Saved entries »
==================================================
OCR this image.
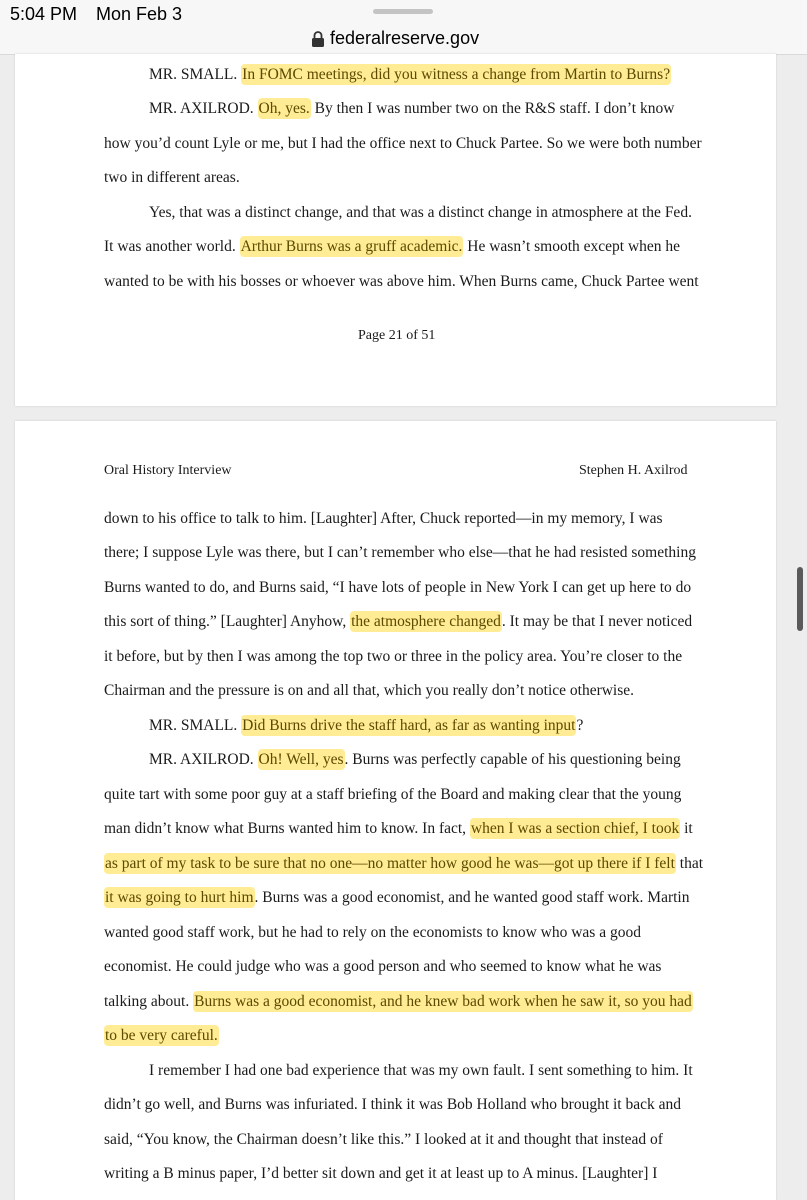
5:04 PM Mon Feb 3
federalreserve.gov
MR. SMALL. In FOMC meetings, did you witness a change from Martin to Burns?
MR. AXILROD. Oh, yes. By then I was number two on the R&S staff. I don’t know
how you’d count Lyle or me, but I had the office next to Chuck Partee. So we were both number
two in different areas.
Yes, that was a distinct change, and that was a distinct change in atmosphere at the Fed.
It was another world. Arthur Burns was a gruff academic. He wasn’t smooth except when he
wanted to be with his bosses or whoever was above him. When Burns came, Chuck Partee went
Page 21 of 51
Oral History Interview	Stephen H. Axilrod
down to his office to talk to him. [Laughter] After, Chuck reported—in my memory, I was
there; I suppose Lyle was there, but I can’t remember who else—that he had resisted something
Burns wanted to do, and Burns said, “I have lots of people in New York I can get up here to do
this sort of thing.” [Laughter] Anyhow, the atmosphere changed. It may be that I never noticed
it before, but by then I was among the top two or three in the policy area. You’re closer to the
Chairman and the pressure is on and all that, which you really don’t notice otherwise.
MR. SMALL. Did Burns drive the staff hard, as far as wanting input?
MR. AXILROD. Oh! Well, yes. Burns was perfectly capable of his questioning being
quite tart with some poor guy at a staff briefing of the Board and making clear that the young
man didn’t know what Burns wanted him to know. In fact, when I was a section chief, I took it
as part of my task to be sure that no one—no matter how good he was—got up there if I felt that
it was going to hurt him. Burns was a good economist, and he wanted good staff work. Martin
wanted good staff work, but he had to rely on the economists to know who was a good
economist. He could judge who was a good person and who seemed to know what he was
talking about. Burns was a good economist, and he knew bad work when he saw it, so you had
to be very careful.
I remember I had one bad experience that was my own fault. I sent something to him. It
didn’t go well, and Burns was infuriated. I think it was Bob Holland who brought it back and
said, “You know, the Chairman doesn’t like this.” I looked at it and thought that instead of
writing a B minus paper, I’d better sit down and get it at least up to A minus. [Laughter] I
==================================================
WORK REQUIRED » Using the entries above, return each line that includes the word "said".

SOLUTION TO THIS TASK »
Burns wanted to do, and Burns said, “I have lots of people in New York I can get up here to do
said, “You know, the Chairman doesn’t like this.” I looked at it and thought that instead of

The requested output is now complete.